**Task to complete**
Where a line below holds the string "this", copy that line.
##########
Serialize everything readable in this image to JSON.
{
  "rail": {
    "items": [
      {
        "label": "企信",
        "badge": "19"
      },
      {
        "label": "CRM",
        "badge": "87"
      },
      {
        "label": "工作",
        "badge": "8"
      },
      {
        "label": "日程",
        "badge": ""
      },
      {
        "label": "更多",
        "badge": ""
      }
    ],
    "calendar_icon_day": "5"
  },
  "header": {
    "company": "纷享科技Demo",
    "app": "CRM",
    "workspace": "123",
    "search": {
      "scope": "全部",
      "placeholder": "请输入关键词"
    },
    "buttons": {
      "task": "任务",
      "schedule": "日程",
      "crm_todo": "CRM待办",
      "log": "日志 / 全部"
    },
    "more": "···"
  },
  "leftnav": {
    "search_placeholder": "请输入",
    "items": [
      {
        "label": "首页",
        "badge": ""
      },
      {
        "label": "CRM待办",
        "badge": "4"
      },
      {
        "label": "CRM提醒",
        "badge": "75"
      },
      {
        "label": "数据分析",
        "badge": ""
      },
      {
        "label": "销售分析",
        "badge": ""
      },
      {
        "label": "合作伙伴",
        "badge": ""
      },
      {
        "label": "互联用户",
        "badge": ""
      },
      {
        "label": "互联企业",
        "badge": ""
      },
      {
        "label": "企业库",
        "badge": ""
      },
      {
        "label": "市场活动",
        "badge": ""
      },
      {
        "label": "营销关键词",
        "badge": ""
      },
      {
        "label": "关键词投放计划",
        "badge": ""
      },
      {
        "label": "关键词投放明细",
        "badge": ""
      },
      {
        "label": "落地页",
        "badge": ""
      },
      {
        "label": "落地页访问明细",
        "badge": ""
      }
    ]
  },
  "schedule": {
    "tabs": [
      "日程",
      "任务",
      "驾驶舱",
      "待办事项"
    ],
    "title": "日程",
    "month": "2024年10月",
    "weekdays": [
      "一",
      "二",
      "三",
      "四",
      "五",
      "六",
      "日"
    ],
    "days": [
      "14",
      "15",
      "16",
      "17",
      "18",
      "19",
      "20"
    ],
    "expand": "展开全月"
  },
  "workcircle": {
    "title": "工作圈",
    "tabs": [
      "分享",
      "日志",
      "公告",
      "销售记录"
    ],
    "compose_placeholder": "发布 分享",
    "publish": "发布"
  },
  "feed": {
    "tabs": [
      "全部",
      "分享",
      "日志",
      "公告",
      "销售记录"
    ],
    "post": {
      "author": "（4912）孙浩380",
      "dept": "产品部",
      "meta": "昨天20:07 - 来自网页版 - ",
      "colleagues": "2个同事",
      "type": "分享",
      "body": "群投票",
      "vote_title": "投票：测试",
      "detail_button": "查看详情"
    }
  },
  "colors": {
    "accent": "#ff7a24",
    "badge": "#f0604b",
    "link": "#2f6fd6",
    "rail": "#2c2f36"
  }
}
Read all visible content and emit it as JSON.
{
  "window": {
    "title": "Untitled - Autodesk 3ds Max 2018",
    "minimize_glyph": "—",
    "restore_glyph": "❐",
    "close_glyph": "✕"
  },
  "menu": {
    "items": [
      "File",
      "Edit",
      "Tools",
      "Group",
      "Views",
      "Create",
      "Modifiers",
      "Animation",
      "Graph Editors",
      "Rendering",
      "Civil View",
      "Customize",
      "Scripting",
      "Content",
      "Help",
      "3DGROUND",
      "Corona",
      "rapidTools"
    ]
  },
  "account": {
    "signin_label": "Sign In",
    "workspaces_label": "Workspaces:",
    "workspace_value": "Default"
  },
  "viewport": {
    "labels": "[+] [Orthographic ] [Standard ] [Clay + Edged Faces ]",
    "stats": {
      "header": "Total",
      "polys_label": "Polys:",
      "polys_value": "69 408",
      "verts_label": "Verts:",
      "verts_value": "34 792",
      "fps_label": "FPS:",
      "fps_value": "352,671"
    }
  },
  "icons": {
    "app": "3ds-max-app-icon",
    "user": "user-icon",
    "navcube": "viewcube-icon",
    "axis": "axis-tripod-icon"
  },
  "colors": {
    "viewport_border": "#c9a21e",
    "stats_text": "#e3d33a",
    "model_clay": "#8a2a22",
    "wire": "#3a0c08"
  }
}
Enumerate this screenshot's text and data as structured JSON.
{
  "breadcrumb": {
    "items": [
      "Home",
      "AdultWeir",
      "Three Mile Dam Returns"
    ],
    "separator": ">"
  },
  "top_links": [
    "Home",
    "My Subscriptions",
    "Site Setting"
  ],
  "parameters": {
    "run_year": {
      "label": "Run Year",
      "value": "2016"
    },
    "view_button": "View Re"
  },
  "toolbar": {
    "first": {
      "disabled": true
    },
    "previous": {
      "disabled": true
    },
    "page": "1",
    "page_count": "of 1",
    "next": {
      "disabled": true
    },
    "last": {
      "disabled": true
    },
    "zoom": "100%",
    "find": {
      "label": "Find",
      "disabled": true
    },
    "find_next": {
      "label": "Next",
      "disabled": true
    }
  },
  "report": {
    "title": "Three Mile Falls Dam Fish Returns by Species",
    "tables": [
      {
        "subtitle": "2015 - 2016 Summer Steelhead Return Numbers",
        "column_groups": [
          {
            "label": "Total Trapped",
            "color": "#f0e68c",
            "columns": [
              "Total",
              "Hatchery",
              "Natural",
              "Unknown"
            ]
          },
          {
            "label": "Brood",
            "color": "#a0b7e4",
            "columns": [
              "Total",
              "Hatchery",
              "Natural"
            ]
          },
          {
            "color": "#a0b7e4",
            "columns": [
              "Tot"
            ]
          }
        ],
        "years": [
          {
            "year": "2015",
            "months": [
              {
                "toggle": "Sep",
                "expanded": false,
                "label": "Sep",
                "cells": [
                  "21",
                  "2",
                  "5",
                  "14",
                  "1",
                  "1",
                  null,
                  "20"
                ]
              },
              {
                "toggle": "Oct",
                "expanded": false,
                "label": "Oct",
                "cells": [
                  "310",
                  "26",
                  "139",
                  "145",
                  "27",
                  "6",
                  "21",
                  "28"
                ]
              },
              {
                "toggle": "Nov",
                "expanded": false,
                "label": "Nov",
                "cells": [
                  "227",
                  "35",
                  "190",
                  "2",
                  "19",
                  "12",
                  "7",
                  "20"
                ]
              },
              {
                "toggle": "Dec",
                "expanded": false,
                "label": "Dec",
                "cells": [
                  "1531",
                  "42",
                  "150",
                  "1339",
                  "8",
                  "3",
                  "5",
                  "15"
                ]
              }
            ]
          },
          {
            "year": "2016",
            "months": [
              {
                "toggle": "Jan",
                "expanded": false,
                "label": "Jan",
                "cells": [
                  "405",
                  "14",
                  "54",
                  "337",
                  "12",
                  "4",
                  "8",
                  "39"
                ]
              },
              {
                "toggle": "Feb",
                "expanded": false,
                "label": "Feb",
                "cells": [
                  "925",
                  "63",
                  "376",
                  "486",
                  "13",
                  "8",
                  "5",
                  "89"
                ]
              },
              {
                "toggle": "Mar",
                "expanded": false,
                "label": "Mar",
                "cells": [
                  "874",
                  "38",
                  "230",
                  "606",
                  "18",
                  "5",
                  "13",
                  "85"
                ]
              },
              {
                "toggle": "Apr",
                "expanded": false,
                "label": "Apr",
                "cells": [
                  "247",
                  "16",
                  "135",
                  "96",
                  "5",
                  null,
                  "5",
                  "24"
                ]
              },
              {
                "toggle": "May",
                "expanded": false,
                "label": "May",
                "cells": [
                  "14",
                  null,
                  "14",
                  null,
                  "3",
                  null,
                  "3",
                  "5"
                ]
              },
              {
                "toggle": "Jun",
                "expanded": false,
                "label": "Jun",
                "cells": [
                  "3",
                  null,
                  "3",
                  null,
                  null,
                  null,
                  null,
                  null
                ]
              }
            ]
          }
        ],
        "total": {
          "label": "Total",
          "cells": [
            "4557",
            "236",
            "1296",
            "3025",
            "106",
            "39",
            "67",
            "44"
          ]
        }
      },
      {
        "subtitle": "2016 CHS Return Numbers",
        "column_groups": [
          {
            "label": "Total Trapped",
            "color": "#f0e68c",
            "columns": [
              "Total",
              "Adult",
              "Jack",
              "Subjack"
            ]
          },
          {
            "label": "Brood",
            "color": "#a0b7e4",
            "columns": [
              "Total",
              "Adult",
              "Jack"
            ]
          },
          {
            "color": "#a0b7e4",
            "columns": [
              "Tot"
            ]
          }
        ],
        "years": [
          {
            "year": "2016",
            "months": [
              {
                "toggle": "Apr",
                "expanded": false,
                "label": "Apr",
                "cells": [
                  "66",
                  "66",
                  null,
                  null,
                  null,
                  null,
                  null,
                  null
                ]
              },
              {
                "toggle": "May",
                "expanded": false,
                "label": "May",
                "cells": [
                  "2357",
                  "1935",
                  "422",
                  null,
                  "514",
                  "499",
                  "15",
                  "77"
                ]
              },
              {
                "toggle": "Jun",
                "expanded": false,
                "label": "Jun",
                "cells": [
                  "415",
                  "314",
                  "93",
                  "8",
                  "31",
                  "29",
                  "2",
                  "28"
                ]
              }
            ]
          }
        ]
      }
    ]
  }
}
##########
**Exercise response**
Serialize everything readable in this image to JSON.
Enumerate this screenshot's text and data as structured JSON.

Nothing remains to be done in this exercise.